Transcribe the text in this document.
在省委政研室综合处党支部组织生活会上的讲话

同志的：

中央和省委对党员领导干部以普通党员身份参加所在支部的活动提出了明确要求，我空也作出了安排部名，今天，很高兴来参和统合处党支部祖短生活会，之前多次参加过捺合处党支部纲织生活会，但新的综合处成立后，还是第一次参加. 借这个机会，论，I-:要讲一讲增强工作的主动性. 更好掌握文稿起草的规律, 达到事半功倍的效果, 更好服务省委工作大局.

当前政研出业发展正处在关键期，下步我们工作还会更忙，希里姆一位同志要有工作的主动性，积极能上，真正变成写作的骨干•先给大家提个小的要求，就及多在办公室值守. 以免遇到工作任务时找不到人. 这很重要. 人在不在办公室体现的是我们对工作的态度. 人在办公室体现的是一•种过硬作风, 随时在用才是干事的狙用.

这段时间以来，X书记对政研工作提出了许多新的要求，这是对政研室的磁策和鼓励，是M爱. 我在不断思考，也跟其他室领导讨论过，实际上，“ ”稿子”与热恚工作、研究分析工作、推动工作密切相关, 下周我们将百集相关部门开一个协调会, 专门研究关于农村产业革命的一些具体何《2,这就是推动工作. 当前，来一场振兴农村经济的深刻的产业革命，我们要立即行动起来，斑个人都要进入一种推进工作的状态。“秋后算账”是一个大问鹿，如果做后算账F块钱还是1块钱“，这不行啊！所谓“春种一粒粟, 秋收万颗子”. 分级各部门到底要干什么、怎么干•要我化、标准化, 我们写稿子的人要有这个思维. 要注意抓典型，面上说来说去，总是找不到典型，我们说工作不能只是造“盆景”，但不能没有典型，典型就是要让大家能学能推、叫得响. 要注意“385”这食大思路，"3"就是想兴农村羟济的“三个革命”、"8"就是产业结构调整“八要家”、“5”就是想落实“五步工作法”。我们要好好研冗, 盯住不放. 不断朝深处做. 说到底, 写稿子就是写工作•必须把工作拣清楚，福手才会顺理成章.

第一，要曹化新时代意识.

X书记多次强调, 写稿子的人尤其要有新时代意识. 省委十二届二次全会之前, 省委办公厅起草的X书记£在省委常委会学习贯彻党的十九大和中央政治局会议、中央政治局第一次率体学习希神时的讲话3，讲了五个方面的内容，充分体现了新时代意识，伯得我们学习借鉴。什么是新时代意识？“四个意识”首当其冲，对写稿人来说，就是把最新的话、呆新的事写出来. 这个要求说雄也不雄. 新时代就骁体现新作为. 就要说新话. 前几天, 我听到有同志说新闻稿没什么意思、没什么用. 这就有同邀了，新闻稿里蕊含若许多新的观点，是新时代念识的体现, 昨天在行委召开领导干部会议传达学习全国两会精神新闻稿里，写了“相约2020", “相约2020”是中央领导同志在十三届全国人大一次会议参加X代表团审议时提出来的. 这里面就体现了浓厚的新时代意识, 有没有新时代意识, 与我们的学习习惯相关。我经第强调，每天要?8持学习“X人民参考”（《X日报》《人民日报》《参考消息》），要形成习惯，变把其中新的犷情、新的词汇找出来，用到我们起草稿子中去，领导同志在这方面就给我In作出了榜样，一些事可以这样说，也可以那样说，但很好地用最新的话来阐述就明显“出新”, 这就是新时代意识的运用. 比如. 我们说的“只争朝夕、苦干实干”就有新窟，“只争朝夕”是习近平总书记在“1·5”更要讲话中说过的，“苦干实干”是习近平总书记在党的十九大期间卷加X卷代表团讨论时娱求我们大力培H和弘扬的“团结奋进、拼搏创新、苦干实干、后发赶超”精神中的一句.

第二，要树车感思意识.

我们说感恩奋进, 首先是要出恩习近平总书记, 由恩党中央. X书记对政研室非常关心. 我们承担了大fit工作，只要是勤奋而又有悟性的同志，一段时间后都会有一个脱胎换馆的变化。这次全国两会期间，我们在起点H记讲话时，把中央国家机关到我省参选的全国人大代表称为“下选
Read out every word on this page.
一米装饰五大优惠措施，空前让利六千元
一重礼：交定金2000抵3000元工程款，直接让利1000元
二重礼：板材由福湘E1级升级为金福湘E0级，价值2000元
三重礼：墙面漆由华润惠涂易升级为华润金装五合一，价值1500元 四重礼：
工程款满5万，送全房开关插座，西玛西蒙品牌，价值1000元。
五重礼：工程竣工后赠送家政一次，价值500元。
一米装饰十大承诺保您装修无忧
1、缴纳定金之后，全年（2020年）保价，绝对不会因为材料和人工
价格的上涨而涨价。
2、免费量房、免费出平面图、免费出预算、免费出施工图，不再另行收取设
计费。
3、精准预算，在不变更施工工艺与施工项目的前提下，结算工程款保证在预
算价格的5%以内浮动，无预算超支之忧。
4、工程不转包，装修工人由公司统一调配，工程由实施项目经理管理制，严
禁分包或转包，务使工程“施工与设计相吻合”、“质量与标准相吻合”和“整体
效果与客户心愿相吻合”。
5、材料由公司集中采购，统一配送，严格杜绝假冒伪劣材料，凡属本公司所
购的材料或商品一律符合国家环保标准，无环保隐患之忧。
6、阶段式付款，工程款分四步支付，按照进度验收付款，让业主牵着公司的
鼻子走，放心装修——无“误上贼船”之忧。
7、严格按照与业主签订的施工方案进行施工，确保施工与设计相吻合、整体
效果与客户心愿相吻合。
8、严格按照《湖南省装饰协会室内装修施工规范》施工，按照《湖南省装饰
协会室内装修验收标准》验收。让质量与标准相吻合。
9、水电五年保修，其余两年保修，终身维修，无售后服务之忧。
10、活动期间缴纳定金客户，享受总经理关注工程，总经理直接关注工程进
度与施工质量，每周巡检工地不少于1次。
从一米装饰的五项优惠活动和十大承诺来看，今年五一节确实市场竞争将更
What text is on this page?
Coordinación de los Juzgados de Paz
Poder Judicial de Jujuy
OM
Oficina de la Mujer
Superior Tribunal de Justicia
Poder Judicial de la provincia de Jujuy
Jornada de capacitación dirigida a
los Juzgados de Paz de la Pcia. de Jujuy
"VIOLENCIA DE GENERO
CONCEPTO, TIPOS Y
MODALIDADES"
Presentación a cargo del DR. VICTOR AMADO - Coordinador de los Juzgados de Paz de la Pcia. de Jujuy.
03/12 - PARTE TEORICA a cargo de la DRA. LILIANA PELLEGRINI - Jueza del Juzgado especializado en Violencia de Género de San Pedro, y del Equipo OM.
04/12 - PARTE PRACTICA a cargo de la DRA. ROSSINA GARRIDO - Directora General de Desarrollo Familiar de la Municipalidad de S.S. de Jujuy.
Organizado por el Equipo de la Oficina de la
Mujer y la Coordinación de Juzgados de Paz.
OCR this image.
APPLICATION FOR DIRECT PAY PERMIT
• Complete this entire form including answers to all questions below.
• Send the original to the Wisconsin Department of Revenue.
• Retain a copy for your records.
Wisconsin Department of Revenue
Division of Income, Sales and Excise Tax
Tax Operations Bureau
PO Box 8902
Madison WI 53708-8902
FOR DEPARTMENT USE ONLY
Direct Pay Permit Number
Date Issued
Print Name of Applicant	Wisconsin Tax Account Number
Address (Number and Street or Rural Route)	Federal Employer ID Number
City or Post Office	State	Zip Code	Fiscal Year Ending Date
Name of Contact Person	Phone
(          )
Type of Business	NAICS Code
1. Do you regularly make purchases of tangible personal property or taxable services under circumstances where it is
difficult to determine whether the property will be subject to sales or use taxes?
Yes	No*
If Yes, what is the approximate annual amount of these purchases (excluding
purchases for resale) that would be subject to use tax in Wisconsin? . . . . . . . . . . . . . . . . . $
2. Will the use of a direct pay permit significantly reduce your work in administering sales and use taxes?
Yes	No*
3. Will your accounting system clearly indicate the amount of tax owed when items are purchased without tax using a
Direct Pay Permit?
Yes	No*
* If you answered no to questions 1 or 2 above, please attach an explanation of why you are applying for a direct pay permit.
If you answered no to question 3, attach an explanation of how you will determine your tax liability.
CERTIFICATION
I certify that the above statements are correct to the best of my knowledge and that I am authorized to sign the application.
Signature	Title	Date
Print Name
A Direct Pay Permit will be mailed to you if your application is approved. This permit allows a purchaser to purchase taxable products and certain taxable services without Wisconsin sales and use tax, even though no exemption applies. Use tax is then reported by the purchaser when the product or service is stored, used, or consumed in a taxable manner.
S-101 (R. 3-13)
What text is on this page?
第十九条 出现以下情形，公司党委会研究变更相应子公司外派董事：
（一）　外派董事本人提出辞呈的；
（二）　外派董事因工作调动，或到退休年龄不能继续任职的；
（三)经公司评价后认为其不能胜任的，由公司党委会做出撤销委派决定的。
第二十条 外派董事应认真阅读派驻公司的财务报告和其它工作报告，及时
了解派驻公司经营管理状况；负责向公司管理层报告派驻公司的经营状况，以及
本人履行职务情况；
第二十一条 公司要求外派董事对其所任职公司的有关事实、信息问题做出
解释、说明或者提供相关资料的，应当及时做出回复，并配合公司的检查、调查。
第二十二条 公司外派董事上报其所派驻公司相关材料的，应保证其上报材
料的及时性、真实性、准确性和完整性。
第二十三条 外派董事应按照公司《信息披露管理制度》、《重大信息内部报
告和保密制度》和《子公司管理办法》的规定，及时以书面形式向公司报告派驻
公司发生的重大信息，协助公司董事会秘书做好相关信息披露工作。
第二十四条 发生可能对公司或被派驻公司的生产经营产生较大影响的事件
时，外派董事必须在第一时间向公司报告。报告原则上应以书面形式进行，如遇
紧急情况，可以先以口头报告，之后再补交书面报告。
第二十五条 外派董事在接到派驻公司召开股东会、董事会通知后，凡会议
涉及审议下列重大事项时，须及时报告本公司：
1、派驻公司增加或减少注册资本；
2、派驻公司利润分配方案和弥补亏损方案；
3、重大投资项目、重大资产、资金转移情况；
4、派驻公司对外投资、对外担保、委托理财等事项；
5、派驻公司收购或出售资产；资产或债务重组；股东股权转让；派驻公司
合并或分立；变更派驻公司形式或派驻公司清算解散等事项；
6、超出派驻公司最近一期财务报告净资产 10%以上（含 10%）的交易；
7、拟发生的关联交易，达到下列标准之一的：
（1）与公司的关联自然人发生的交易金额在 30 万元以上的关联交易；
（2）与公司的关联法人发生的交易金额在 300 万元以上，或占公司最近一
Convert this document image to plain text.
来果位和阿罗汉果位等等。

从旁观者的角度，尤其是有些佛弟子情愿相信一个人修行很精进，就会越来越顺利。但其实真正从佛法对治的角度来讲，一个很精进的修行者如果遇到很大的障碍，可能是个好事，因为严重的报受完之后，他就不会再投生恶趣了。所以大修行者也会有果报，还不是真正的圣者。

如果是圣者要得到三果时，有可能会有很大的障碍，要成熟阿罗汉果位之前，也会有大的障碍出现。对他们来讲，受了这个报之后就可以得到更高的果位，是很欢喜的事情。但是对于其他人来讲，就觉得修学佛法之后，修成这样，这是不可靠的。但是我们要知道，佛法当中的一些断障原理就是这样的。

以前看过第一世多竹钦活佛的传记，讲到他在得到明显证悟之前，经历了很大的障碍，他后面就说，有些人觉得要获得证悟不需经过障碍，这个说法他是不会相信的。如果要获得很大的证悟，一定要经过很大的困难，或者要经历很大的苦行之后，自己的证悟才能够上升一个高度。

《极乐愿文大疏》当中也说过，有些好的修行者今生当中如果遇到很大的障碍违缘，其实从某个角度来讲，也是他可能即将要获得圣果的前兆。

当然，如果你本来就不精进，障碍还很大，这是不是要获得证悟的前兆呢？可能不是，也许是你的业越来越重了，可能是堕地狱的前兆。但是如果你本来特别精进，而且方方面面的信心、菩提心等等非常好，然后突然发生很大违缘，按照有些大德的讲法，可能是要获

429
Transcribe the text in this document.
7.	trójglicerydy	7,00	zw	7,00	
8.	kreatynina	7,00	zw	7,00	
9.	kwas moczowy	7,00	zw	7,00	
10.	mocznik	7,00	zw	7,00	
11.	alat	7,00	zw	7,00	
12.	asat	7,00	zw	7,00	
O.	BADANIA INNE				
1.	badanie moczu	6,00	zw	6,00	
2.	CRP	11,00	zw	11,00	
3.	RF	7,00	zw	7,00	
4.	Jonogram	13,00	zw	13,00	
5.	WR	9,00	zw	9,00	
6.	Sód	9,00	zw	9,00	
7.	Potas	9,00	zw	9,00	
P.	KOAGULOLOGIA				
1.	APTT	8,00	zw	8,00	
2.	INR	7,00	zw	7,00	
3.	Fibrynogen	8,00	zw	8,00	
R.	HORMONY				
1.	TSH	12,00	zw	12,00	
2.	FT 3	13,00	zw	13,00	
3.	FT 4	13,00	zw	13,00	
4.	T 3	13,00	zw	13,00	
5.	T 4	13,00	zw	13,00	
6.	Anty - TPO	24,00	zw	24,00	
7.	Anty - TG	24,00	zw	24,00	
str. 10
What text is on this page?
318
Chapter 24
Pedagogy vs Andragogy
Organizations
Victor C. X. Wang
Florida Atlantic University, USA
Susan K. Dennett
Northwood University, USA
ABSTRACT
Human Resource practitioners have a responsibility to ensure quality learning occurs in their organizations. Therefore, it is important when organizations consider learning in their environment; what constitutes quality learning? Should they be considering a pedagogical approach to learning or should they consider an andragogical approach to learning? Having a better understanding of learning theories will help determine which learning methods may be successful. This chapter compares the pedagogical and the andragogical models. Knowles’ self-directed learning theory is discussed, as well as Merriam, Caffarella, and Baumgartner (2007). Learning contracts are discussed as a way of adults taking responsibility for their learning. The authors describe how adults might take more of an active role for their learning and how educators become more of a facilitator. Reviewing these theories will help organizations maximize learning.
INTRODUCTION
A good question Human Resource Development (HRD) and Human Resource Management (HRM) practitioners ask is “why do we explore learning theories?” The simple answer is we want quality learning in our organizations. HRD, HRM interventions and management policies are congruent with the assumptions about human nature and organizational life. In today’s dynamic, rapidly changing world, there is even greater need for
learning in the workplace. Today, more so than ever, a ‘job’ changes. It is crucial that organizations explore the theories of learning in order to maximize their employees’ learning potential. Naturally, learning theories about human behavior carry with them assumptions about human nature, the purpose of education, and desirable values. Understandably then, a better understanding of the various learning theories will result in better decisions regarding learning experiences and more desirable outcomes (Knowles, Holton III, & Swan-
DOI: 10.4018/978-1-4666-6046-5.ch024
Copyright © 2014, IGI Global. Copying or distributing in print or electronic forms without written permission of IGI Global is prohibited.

........

Gather all lines from the listing above in which "services" occurs.

1. Do you regularly make purchases of tangible personal property or taxable services under circumstances where it is
A Direct Pay Permit will be mailed to you if your application is approved. This permit allows a purchaser to purchase taxable products and certain taxable services without Wisconsin sales and use tax, even though no exemption applies. Use tax is then reported by the purchaser when the product or service is stored, used, or consumed in a taxable manner.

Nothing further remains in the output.